Filter the records for lines holding the string "нужд".

--- START GIVEN DATA ---

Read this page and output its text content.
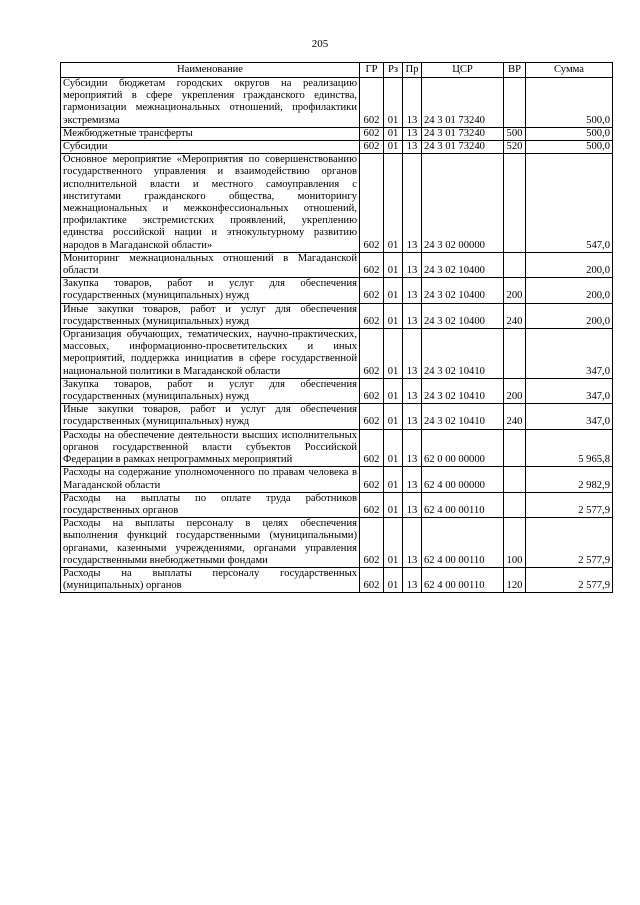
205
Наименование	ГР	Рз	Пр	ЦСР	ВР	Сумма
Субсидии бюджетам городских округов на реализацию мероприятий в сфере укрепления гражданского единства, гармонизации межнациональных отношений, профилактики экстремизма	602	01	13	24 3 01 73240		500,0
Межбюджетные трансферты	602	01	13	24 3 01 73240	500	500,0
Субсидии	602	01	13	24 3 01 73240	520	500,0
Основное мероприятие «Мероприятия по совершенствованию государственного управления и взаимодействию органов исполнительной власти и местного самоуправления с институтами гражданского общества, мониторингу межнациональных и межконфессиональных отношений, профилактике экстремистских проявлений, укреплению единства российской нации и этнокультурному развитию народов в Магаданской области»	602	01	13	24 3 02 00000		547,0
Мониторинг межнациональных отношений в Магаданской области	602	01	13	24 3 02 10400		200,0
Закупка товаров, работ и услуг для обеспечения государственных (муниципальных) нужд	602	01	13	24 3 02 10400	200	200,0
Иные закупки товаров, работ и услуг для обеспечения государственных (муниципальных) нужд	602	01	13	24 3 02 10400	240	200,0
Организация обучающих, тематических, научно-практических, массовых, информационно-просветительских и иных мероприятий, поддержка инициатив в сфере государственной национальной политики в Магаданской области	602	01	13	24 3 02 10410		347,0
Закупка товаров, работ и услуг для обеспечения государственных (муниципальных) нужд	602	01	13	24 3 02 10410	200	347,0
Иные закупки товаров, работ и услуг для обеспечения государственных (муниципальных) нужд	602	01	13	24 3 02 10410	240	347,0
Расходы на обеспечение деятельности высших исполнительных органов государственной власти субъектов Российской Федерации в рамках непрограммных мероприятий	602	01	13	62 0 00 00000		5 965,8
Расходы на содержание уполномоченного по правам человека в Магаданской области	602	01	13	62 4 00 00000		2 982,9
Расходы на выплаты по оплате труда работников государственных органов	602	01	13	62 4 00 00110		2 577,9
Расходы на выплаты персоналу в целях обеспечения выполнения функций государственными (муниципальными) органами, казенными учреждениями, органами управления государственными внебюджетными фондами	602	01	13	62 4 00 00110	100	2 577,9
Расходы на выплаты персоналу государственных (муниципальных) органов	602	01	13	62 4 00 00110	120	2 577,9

--- END GIVEN DATA ---

TASK SOLUTION:
Закупка товаров, работ и услуг для обеспечения государственных (муниципальных) нужд	602	01	13	24 3 02 10400	200	200,0
Иные закупки товаров, работ и услуг для обеспечения государственных (муниципальных) нужд	602	01	13	24 3 02 10400	240	200,0
Закупка товаров, работ и услуг для обеспечения государственных (муниципальных) нужд	602	01	13	24 3 02 10410	200	347,0
Иные закупки товаров, работ и услуг для обеспечения государственных (муниципальных) нужд	602	01	13	24 3 02 10410	240	347,0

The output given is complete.